▸ DATASET EXCERPTS

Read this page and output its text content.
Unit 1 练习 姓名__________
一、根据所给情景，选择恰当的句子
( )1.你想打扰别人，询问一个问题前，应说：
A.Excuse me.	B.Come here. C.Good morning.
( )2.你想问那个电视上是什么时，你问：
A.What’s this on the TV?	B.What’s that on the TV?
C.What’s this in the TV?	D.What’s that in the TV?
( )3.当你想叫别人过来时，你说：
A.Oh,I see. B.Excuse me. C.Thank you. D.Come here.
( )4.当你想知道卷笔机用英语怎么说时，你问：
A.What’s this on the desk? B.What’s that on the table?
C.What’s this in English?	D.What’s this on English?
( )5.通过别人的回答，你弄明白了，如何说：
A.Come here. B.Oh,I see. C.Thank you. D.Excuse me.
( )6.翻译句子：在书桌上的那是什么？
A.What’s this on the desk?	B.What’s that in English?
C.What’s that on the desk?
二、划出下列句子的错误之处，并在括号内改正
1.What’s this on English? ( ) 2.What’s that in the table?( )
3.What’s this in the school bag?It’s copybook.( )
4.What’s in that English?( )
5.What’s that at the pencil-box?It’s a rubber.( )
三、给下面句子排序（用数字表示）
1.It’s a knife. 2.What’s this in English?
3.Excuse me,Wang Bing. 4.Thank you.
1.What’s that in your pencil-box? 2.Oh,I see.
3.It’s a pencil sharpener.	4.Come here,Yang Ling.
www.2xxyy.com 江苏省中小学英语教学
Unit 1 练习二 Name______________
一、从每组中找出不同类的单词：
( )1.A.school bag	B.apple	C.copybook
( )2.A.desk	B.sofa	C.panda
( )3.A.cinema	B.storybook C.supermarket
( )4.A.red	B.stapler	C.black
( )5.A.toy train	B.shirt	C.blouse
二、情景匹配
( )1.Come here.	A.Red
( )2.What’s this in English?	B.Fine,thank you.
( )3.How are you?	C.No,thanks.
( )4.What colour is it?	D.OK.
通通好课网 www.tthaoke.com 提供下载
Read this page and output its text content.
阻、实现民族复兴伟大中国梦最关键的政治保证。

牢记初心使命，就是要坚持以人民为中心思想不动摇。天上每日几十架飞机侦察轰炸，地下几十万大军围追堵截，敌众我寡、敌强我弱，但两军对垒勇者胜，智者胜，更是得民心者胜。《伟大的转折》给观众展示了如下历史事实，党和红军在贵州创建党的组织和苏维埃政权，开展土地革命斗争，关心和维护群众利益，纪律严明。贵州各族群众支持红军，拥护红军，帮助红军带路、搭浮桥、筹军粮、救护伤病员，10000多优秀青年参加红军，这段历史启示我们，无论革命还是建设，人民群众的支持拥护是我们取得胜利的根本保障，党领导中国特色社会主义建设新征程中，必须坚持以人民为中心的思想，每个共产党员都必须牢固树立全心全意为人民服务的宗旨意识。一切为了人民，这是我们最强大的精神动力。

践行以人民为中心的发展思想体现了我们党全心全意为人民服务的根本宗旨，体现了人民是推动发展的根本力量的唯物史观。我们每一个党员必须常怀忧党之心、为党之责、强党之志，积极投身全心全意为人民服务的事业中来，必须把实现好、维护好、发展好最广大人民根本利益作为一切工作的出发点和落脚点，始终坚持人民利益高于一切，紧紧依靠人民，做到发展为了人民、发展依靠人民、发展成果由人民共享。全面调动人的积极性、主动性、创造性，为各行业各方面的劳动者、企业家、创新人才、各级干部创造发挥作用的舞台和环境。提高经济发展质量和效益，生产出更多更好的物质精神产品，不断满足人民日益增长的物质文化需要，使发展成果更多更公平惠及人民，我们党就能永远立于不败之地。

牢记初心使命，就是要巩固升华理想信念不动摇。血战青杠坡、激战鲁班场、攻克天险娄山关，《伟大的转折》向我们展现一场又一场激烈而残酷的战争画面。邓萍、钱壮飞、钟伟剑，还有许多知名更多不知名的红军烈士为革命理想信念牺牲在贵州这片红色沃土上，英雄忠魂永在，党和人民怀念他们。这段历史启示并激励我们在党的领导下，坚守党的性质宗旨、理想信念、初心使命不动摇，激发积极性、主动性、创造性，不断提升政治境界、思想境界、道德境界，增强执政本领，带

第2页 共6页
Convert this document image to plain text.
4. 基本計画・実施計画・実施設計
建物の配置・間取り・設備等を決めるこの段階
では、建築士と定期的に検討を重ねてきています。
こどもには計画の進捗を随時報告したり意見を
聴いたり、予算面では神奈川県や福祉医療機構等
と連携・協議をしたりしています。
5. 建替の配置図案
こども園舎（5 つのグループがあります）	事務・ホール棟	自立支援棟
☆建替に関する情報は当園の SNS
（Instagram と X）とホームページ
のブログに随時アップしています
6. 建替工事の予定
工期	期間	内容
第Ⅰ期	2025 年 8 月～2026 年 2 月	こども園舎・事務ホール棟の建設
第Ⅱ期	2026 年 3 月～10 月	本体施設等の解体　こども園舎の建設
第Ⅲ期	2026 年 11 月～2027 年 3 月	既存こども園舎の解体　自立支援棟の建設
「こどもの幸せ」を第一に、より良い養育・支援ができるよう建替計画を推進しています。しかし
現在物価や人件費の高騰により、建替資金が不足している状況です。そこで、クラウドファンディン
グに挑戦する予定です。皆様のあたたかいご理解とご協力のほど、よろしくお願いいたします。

▸ EXERCISE PROMPT
In the records above, find each line holding "school" and copy it.

▸ PROBLEM SOLUTION
3.What’s this in the school bag?It’s copybook.( )
( )1.A.school bag	B.apple	C.copybook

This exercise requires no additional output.